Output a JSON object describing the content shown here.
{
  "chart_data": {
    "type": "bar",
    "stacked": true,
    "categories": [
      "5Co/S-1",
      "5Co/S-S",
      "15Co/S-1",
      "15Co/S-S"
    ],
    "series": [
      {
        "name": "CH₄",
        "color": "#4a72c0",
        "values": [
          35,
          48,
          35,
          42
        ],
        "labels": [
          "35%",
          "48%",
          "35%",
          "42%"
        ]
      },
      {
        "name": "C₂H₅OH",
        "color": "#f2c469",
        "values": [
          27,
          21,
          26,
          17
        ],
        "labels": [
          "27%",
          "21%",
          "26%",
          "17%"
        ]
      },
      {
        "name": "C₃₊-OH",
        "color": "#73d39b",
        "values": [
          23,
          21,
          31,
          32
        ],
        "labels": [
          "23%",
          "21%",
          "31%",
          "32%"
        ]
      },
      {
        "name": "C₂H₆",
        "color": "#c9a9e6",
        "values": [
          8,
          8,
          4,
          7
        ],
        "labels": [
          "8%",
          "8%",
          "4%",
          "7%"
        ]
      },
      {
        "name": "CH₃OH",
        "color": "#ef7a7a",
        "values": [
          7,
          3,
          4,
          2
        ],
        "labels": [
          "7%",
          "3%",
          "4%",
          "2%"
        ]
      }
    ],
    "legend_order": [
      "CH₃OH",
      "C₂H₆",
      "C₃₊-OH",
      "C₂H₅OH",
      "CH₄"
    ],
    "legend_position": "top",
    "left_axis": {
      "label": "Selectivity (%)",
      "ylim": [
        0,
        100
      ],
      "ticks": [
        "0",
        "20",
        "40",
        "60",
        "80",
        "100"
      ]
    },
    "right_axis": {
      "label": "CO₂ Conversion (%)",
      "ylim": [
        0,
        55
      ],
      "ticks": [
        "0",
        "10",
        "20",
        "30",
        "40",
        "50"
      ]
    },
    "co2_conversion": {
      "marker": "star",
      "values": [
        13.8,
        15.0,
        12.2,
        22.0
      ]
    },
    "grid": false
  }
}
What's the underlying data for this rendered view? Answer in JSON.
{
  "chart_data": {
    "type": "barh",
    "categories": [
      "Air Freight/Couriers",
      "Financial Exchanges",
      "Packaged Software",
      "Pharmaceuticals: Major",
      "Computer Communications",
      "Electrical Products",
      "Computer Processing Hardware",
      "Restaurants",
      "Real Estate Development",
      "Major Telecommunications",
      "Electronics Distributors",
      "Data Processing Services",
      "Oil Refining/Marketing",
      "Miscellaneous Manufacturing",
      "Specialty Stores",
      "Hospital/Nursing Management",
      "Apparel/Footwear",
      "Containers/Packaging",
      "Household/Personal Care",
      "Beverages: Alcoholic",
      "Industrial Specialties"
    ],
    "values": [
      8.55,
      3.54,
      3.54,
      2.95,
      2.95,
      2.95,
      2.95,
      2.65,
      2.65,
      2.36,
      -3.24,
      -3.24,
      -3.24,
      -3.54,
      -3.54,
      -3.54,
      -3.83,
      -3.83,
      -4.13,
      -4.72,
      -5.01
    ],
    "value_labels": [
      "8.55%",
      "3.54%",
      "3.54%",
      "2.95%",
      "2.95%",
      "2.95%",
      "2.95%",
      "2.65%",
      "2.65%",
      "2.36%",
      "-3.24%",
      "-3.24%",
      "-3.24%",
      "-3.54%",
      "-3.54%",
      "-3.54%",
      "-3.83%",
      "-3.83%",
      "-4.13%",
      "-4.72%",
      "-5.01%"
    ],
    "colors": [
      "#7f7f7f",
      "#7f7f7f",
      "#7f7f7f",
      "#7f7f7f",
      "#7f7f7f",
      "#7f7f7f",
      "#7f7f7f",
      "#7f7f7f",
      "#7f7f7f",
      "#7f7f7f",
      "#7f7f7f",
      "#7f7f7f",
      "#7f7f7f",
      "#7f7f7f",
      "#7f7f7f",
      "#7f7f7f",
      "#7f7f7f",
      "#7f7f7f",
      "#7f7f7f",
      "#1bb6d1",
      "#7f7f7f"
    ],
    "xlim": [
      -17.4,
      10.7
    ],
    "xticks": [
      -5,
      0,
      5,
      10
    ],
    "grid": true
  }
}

========

> [Description of the task]
Nothing should be left out: return all of the records exactly.

> [The output]
Output a JSON object describing the content shown here.
{
  "chart_data": {
    "type": "bar",
    "stacked": true,
    "categories": [
      "5Co/S-1",
      "5Co/S-S",
      "15Co/S-1",
      "15Co/S-S"
    ],
    "series": [
      {
        "name": "CH₄",
        "color": "#4a72c0",
        "values": [
          35,
          48,
          35,
          42
        ],
        "labels": [
          "35%",
          "48%",
          "35%",
          "42%"
        ]
      },
      {
        "name": "C₂H₅OH",
        "color": "#f2c469",
        "values": [
          27,
          21,
          26,
          17
        ],
        "labels": [
          "27%",
          "21%",
          "26%",
          "17%"
        ]
      },
      {
        "name": "C₃₊-OH",
        "color": "#73d39b",
        "values": [
          23,
          21,
          31,
          32
        ],
        "labels": [
          "23%",
          "21%",
          "31%",
          "32%"
        ]
      },
      {
        "name": "C₂H₆",
        "color": "#c9a9e6",
        "values": [
          8,
          8,
          4,
          7
        ],
        "labels": [
          "8%",
          "8%",
          "4%",
          "7%"
        ]
      },
      {
        "name": "CH₃OH",
        "color": "#ef7a7a",
        "values": [
          7,
          3,
          4,
          2
        ],
        "labels": [
          "7%",
          "3%",
          "4%",
          "2%"
        ]
      }
    ],
    "legend_order": [
      "CH₃OH",
      "C₂H₆",
      "C₃₊-OH",
      "C₂H₅OH",
      "CH₄"
    ],
    "legend_position": "top",
    "left_axis": {
      "label": "Selectivity (%)",
      "ylim": [
        0,
        100
      ],
      "ticks": [
        "0",
        "20",
        "40",
        "60",
        "80",
        "100"
      ]
    },
    "right_axis": {
      "label": "CO₂ Conversion (%)",
      "ylim": [
        0,
        55
      ],
      "ticks": [
        "0",
        "10",
        "20",
        "30",
        "40",
        "50"
      ]
    },
    "co2_conversion": {
      "marker": "star",
      "values": [
        13.8,
        15.0,
        12.2,
        22.0
      ]
    },
    "grid": false
  }
}
What's the underlying data for this rendered view? Answer in JSON.
{
  "chart_data": {
    "type": "barh",
    "categories": [
      "Air Freight/Couriers",
      "Financial Exchanges",
      "Packaged Software",
      "Pharmaceuticals: Major",
      "Computer Communications",
      "Electrical Products",
      "Computer Processing Hardware",
      "Restaurants",
      "Real Estate Development",
      "Major Telecommunications",
      "Electronics Distributors",
      "Data Processing Services",
      "Oil Refining/Marketing",
      "Miscellaneous Manufacturing",
      "Specialty Stores",
      "Hospital/Nursing Management",
      "Apparel/Footwear",
      "Containers/Packaging",
      "Household/Personal Care",
      "Beverages: Alcoholic",
      "Industrial Specialties"
    ],
    "values": [
      8.55,
      3.54,
      3.54,
      2.95,
      2.95,
      2.95,
      2.95,
      2.65,
      2.65,
      2.36,
      -3.24,
      -3.24,
      -3.24,
      -3.54,
      -3.54,
      -3.54,
      -3.83,
      -3.83,
      -4.13,
      -4.72,
      -5.01
    ],
    "value_labels": [
      "8.55%",
      "3.54%",
      "3.54%",
      "2.95%",
      "2.95%",
      "2.95%",
      "2.95%",
      "2.65%",
      "2.65%",
      "2.36%",
      "-3.24%",
      "-3.24%",
      "-3.24%",
      "-3.54%",
      "-3.54%",
      "-3.54%",
      "-3.83%",
      "-3.83%",
      "-4.13%",
      "-4.72%",
      "-5.01%"
    ],
    "colors": [
      "#7f7f7f",
      "#7f7f7f",
      "#7f7f7f",
      "#7f7f7f",
      "#7f7f7f",
      "#7f7f7f",
      "#7f7f7f",
      "#7f7f7f",
      "#7f7f7f",
      "#7f7f7f",
      "#7f7f7f",
      "#7f7f7f",
      "#7f7f7f",
      "#7f7f7f",
      "#7f7f7f",
      "#7f7f7f",
      "#7f7f7f",
      "#7f7f7f",
      "#7f7f7f",
      "#1bb6d1",
      "#7f7f7f"
    ],
    "xlim": [
      -17.4,
      10.7
    ],
    "xticks": [
      -5,
      0,
      5,
      10
    ],
    "grid": true
  }
}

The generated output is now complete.